### Request
Copy nothing but the text: reproduce each line of the listing exactly and leave the pictures out.

### Records provided

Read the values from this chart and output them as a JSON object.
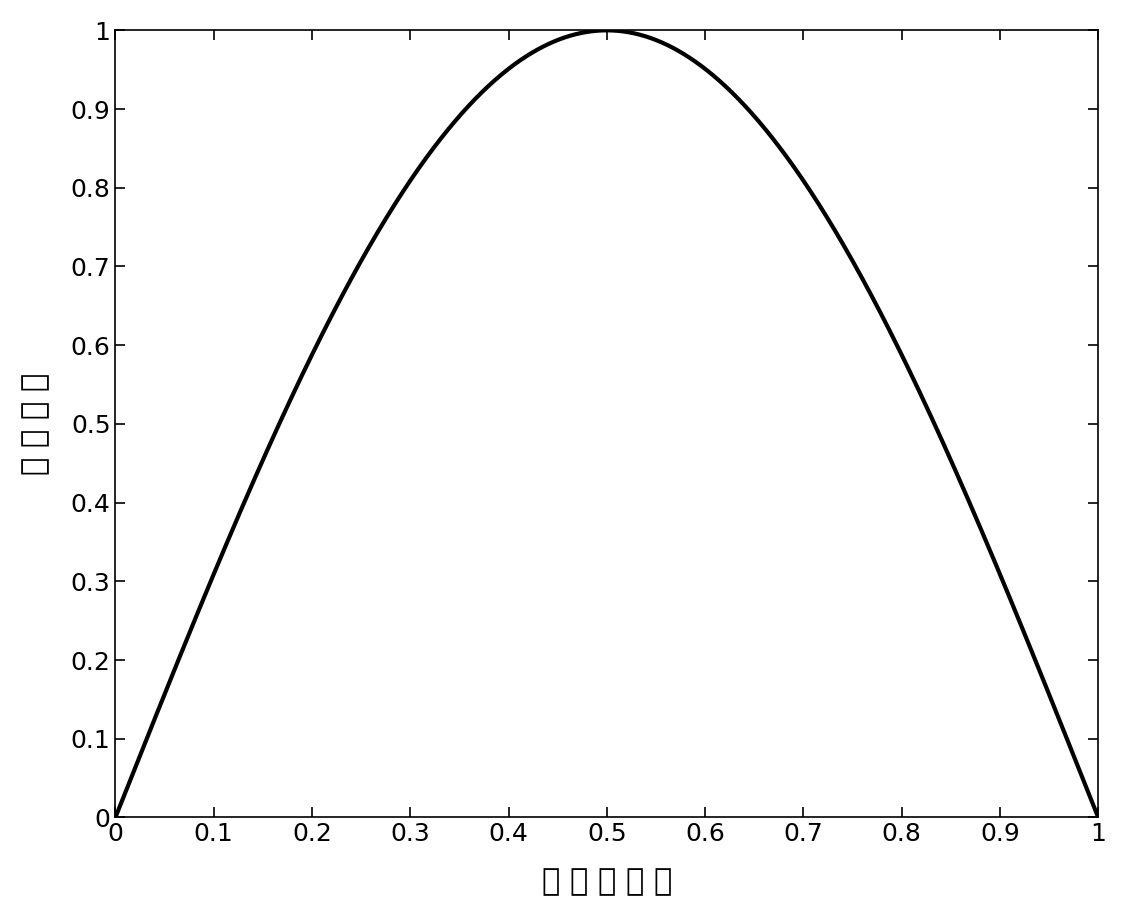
{
  "xlabel": "光格占空比",
  "ylabel": "耦合系数",
  "xlabel_spaced": "光 格 占 空 比",
  "ylabel_spaced": "耦 合 系 数",
  "xlim": [
    0,
    1
  ],
  "ylim": [
    0,
    1
  ],
  "xticks": [
    0,
    0.1,
    0.2,
    0.3,
    0.4,
    0.5,
    0.6,
    0.7,
    0.8,
    0.9,
    1
  ],
  "yticks": [
    0,
    0.1,
    0.2,
    0.3,
    0.4,
    0.5,
    0.6,
    0.7,
    0.8,
    0.9,
    1
  ],
  "line_color": "#000000",
  "line_width": 3.0,
  "background_color": "#ffffff",
  "xlabel_fontsize": 22,
  "ylabel_fontsize": 22,
  "tick_fontsize": 18,
  "tick_direction": "in",
  "top_ticks": true,
  "right_ticks": true,
  "font_family": "SimSun"
}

### Task output
Read the values from this chart and output them as a JSON object.
{
  "xlabel": "光格占空比",
  "ylabel": "耦合系数",
  "xlabel_spaced": "光 格 占 空 比",
  "ylabel_spaced": "耦 合 系 数",
  "xlim": [
    0,
    1
  ],
  "ylim": [
    0,
    1
  ],
  "xticks": [
    0,
    0.1,
    0.2,
    0.3,
    0.4,
    0.5,
    0.6,
    0.7,
    0.8,
    0.9,
    1
  ],
  "yticks": [
    0,
    0.1,
    0.2,
    0.3,
    0.4,
    0.5,
    0.6,
    0.7,
    0.8,
    0.9,
    1
  ],
  "line_color": "#000000",
  "line_width": 3.0,
  "background_color": "#ffffff",
  "xlabel_fontsize": 22,
  "ylabel_fontsize": 22,
  "tick_fontsize": 18,
  "tick_direction": "in",
  "top_ticks": true,
  "right_ticks": true,
  "font_family": "SimSun"
}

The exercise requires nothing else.